Copy each of the lines below word for word, leaving out the picture.

_____

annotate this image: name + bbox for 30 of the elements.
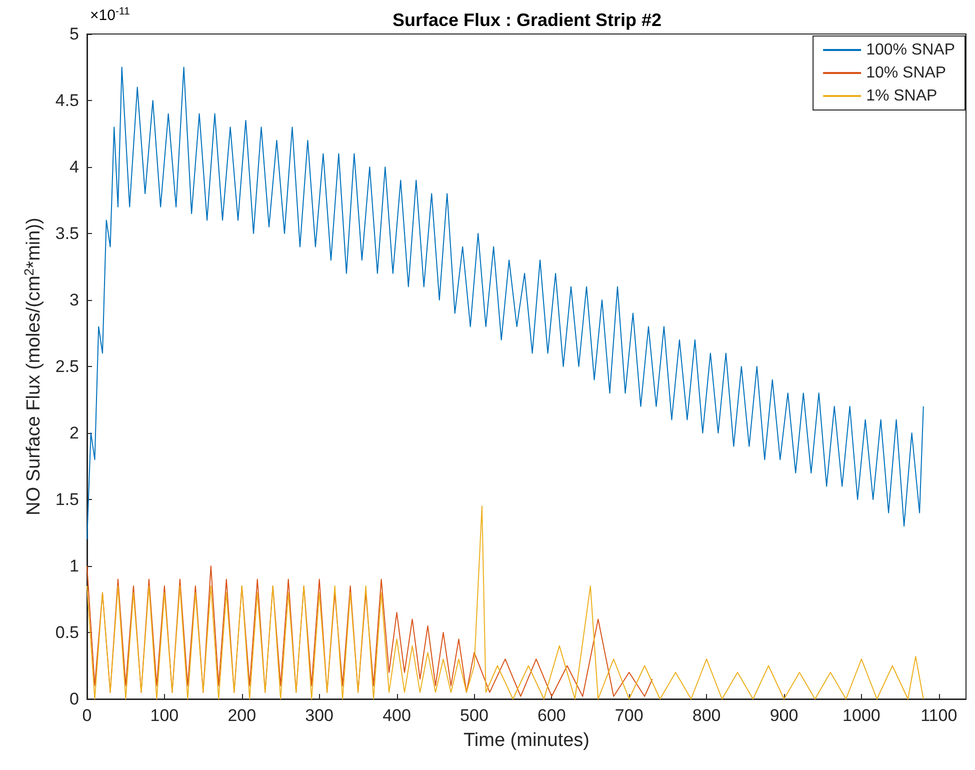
y-tick-label: 2 (70, 424, 79, 442)
y-tick-label: 1 (70, 556, 79, 576)
legend-label: 100% SNAP (866, 42, 955, 58)
x-tick-label: 200 (228, 706, 256, 725)
legend-label: 10% SNAP (866, 64, 946, 82)
x-tick-label: 500 (460, 706, 488, 725)
y-tick-label: 0.5 (55, 623, 79, 642)
y-tick-label: 4.5 (55, 91, 79, 110)
y-tick-label: 2.5 (55, 357, 79, 376)
x-tick-label: 1000 (842, 706, 880, 725)
legend-label: 1% SNAP (866, 88, 938, 104)
y-tick-label: 1.5 (55, 490, 79, 509)
x-tick-label: 900 (770, 706, 798, 725)
y-tick-label: 5 (70, 24, 79, 44)
x-tick-label: 0 (82, 706, 92, 725)
line-series (86, 506, 924, 700)
x-tick-label: 1100 (920, 706, 958, 725)
chart-title: Surface Flux : Gradient Strip #2 (392, 10, 662, 30)
x-axis-title: Time (minutes) (464, 730, 590, 751)
x-tick-label: 800 (692, 706, 721, 725)
x-tick-label: 700 (614, 706, 644, 725)
x-tick-label: 300 (305, 706, 334, 725)
x-tick-label: 100 (150, 706, 179, 725)
y-tick-label: 4 (70, 158, 79, 176)
y-tick-label: 3 (70, 290, 79, 310)
x-tick-label: 600 (537, 706, 566, 725)
y-tick-label: 3.5 (55, 224, 79, 243)
x-tick-label: 400 (382, 706, 411, 725)
y-axis-title: NO Surface Flux (moles/(cm2*min)) (22, 218, 44, 516)
y-tick-label: 0 (70, 690, 79, 708)
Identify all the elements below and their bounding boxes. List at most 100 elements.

_____

Answer to the task:
annotate this image: name + bbox for 30 of the elements.
y-tick-label: 2 (70, 424, 79, 442)
y-tick-label: 1 (70, 556, 79, 576)
legend-label: 100% SNAP (866, 42, 955, 58)
x-tick-label: 200 (228, 706, 256, 725)
legend-label: 10% SNAP (866, 64, 946, 82)
x-tick-label: 500 (460, 706, 488, 725)
y-tick-label: 0.5 (55, 623, 79, 642)
y-tick-label: 4.5 (55, 91, 79, 110)
y-tick-label: 2.5 (55, 357, 79, 376)
x-tick-label: 1000 (842, 706, 880, 725)
legend-label: 1% SNAP (866, 88, 938, 104)
y-tick-label: 1.5 (55, 490, 79, 509)
x-tick-label: 900 (770, 706, 798, 725)
y-tick-label: 5 (70, 24, 79, 44)
x-tick-label: 0 (82, 706, 92, 725)
line-series (86, 506, 924, 700)
x-tick-label: 1100 (920, 706, 958, 725)
chart-title: Surface Flux : Gradient Strip #2 (392, 10, 662, 30)
x-axis-title: Time (minutes) (464, 730, 590, 751)
x-tick-label: 800 (692, 706, 721, 725)
x-tick-label: 700 (614, 706, 644, 725)
x-tick-label: 300 (305, 706, 334, 725)
x-tick-label: 100 (150, 706, 179, 725)
y-tick-label: 4 (70, 158, 79, 176)
y-tick-label: 3 (70, 290, 79, 310)
x-tick-label: 600 (537, 706, 566, 725)
y-tick-label: 3.5 (55, 224, 79, 243)
x-tick-label: 400 (382, 706, 411, 725)
y-axis-title: NO Surface Flux (moles/(cm2*min)) (22, 218, 44, 516)
y-tick-label: 0 (70, 690, 79, 708)
Identify all the elements below and their bounding boxes. List at most 100 elements.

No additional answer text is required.